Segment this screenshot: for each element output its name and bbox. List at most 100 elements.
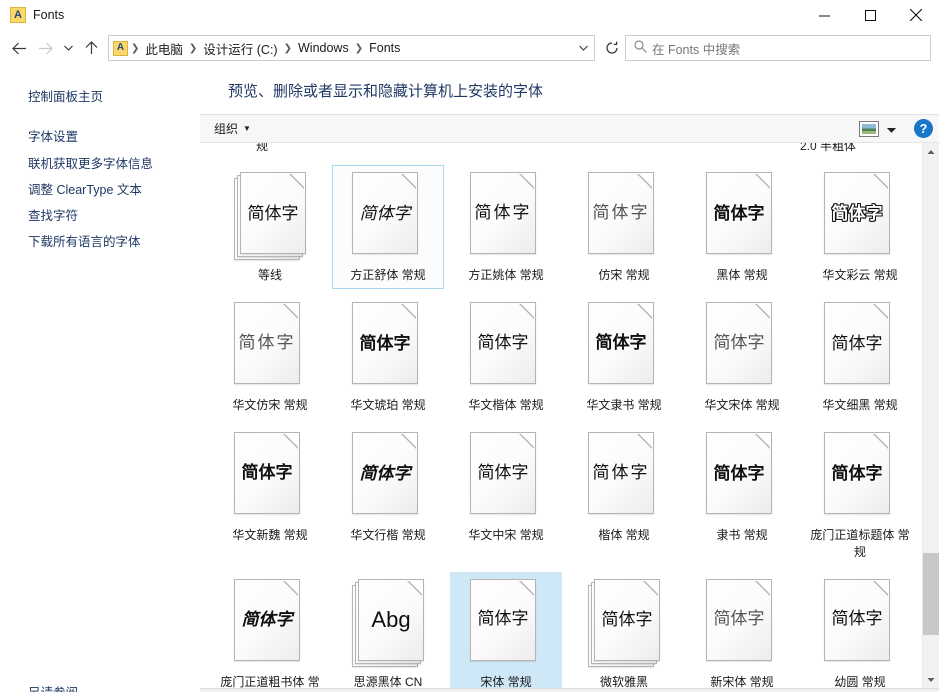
font-file-icon: 简体字 [234,432,306,520]
font-tile-inner: 简体字方正姚体 常规 [450,165,562,289]
scroll-down-arrow-icon[interactable] [923,671,939,688]
sidebar-item-adjust-cleartype-text[interactable]: 调整 ClearType 文本 [0,177,200,203]
font-tile-inner: 简体字华文行楷 常规 [332,425,444,549]
font-tile[interactable]: 简体字幼圆 常规 [801,566,919,688]
font-file-icon: 简体字 [588,172,660,260]
font-name-label: 庞门正道标题体 常规 [807,527,913,559]
sidebar-item-font-settings[interactable]: 字体设置 [0,124,200,150]
font-preview-sample: 简体字 [352,432,418,514]
font-file-icon: 简体字 [706,302,778,390]
font-tile[interactable]: 简体字楷体 常规 [565,419,683,565]
breadcrumb-item-3[interactable]: Fonts [364,37,405,59]
up-arrow-icon[interactable] [78,35,104,61]
search-icon [634,40,652,56]
font-file-icon: 简体字 [824,302,896,390]
font-tile-inner: 简体字华文新魏 常规 [214,425,326,549]
font-tile[interactable]: 简体字华文细黑 常规 [801,289,919,419]
font-tile-inner: 简体字仿宋 常规 [568,165,680,289]
sidebar-item-get-more-fonts-online[interactable]: 联机获取更多字体信息 [0,151,200,177]
font-tile[interactable]: 简体字隶书 常规 [683,419,801,565]
sidebar-see-also-clipped[interactable]: 另请参阅 [28,682,78,692]
breadcrumb-icon-letter: A [117,43,124,53]
font-name-label: 宋体 常规 [480,674,531,688]
recent-locations-icon[interactable] [58,35,78,61]
font-tile-inner: 简体字幼圆 常规 [804,572,916,688]
font-tile[interactable]: 简体字华文楷体 常规 [447,289,565,419]
close-button[interactable] [893,0,939,30]
refresh-icon[interactable] [599,35,625,61]
minimize-button[interactable] [801,0,847,30]
vertical-scrollbar[interactable] [922,143,939,688]
font-name-label: 隶书 常规 [716,527,767,543]
breadcrumb-separator: ❯ [188,43,198,54]
font-tile-inner: 简体字华文细黑 常规 [804,295,916,419]
font-name-label: 华文新魏 常规 [232,527,307,543]
font-name-label: 方正姚体 常规 [468,267,543,283]
font-tile[interactable]: 简体字等线 [211,159,329,289]
font-tile[interactable]: 简体字方正舒体 常规 [329,159,447,289]
command-toolbar: 组织 ▼ ? [200,114,939,143]
font-tile[interactable]: 简体字华文行楷 常规 [329,419,447,565]
font-tile-inner: 简体字华文中宋 常规 [450,425,562,549]
sidebar-item-download-fonts-for-all-languages[interactable]: 下载所有语言的字体 [0,229,200,255]
search-box[interactable]: 在 Fonts 中搜索 [625,35,931,61]
font-tile-inner: Abg思源黑体 CN [332,572,444,688]
view-layout-icon[interactable] [859,121,879,137]
font-tile[interactable]: 简体字仿宋 常规 [565,159,683,289]
font-name-label: 微软雅黑 [600,674,648,688]
scroll-up-arrow-icon[interactable] [923,143,939,160]
font-tile[interactable]: 简体字黑体 常规 [683,159,801,289]
address-bar[interactable]: A ❯ 此电脑 ❯ 设计运行 (C:) ❯ Windows ❯ Fonts [108,35,595,61]
breadcrumb-item-2[interactable]: Windows [293,37,354,59]
help-circle-icon[interactable]: ? [914,119,933,138]
font-tile[interactable]: Abg思源黑体 CN [329,566,447,688]
font-preview-sample: 简体字 [352,302,418,384]
font-grid-scroll[interactable]: 规 2.0 半粗体 简体字等线简体字方正舒体 常规简体字方正姚体 常规简体字仿宋… [200,143,922,688]
organize-label: 组织 [214,120,238,137]
breadcrumb-separator: ❯ [283,43,293,54]
font-tile[interactable]: 简体字华文新魏 常规 [211,419,329,565]
font-name-label: 等线 [258,267,282,283]
font-tile[interactable]: 简体字宋体 常规 [447,566,565,688]
font-file-icon: 简体字 [706,172,778,260]
font-tile-inner: 简体字庞门正道标题体 常规 [804,425,916,565]
breadcrumb-separator: ❯ [130,43,140,54]
back-arrow-icon[interactable] [6,35,32,61]
breadcrumb-item-0[interactable]: 此电脑 [140,37,188,59]
font-tile[interactable]: 简体字华文琥珀 常规 [329,289,447,419]
breadcrumb-item-1[interactable]: 设计运行 (C:) [198,37,282,59]
font-file-icon: 简体字 [470,302,542,390]
help-label: ? [920,122,928,136]
address-chevron-down-icon[interactable] [572,43,594,53]
font-preview-sample: 简体字 [588,172,654,254]
breadcrumb-separator: ❯ [354,43,364,54]
font-tile[interactable]: 简体字华文隶书 常规 [565,289,683,419]
font-tile[interactable]: 简体字庞门正道粗书体 常规 [211,566,329,688]
font-tile[interactable]: 简体字新宋体 常规 [683,566,801,688]
font-preview-sample: 简体字 [588,302,654,384]
font-tile[interactable]: 简体字华文彩云 常规 [801,159,919,289]
font-tile[interactable]: 简体字华文中宋 常规 [447,419,565,565]
font-tile[interactable]: 简体字方正姚体 常规 [447,159,565,289]
scrollbar-track[interactable] [923,160,939,671]
font-tile-inner: 简体字方正舒体 常规 [332,165,444,289]
font-family-stack-icon: Abg [352,579,424,667]
scrollbar-thumb[interactable] [923,553,939,635]
clipped-previous-row: 规 2.0 半粗体 [200,143,922,159]
font-tile-inner: 简体字华文宋体 常规 [686,295,798,419]
sidebar-item-find-a-character[interactable]: 查找字符 [0,203,200,229]
organize-button[interactable]: 组织 ▼ [208,117,257,140]
font-name-label: 华文中宋 常规 [468,527,543,543]
search-input[interactable]: 在 Fonts 中搜索 [652,39,740,58]
font-preview-sample: 简体字 [824,302,890,384]
font-tile[interactable]: 简体字微软雅黑 [565,566,683,688]
font-tile[interactable]: 简体字华文宋体 常规 [683,289,801,419]
view-chevron-down-icon[interactable] [881,120,901,138]
sidebar-item-control-panel-home[interactable]: 控制面板主页 [0,84,200,110]
font-preview-sample: 简体字 [234,302,300,384]
font-name-label: 庞门正道粗书体 常规 [217,674,323,688]
font-tile-inner: 简体字华文彩云 常规 [804,165,916,289]
maximize-button[interactable] [847,0,893,30]
font-tile[interactable]: 简体字庞门正道标题体 常规 [801,419,919,565]
font-tile[interactable]: 简体字华文仿宋 常规 [211,289,329,419]
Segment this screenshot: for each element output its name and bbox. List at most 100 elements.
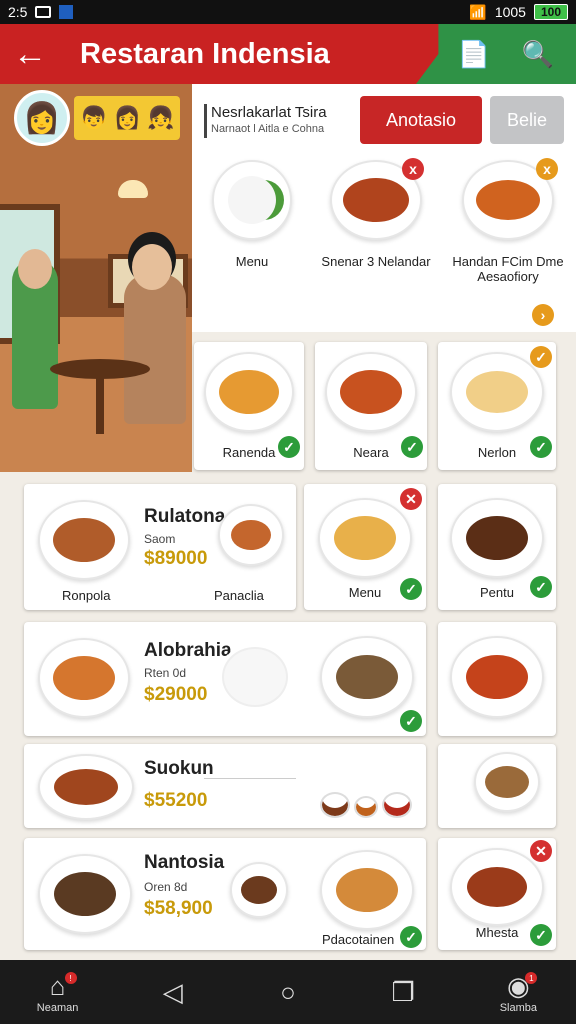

• • •

* Your task: Please set out the listing as a numbered list, starting at the line that contains "font-file-icon: 简体字 [234,432,306,520]" and stopping after the line that contains "font-tile-inner: 简体字仿宋 常规 [568,165,680,289]". Leave out any blank lines.

* Finished answer:
1. font-file-icon: 简体字 [234,432,306,520]
2. font-tile-inner: 简体字方正姚体 常规 [450,165,562,289]
3. scroll-down-arrow-icon[interactable] [923,671,939,688]
4. sidebar-item-adjust-cleartype-text[interactable]: 调整 ClearType 文本 [0,177,200,203]
5. font-tile-inner: 简体字华文行楷 常规 [332,425,444,549]
6. font-tile[interactable]: 简体字幼圆 常规 [801,566,919,688]
7. font-file-icon: 简体字 [588,172,660,260]
8. font-name-label: 庞门正道标题体 常规 [807,527,913,559]
9. sidebar-item-font-settings[interactable]: 字体设置 [0,124,200,150]
10. font-preview-sample: 简体字 [352,432,418,514]
11. font-file-icon: 简体字 [706,302,778,390]
12. font-tile[interactable]: 简体字楷体 常规 [565,419,683,565]
13. breadcrumb-item-3[interactable]: Fonts [364,37,405,59]
14. up-arrow-icon[interactable] [78,35,104,61]
15. search-icon [634,40,652,56]
16. font-file-icon: 简体字 [824,302,896,390]
17. font-tile-inner: 简体字华文新魏 常规 [214,425,326,549]
18. font-tile[interactable]: 简体字华文细黑 常规 [801,289,919,419]
19. font-tile-inner: 简体字仿宋 常规 [568,165,680,289]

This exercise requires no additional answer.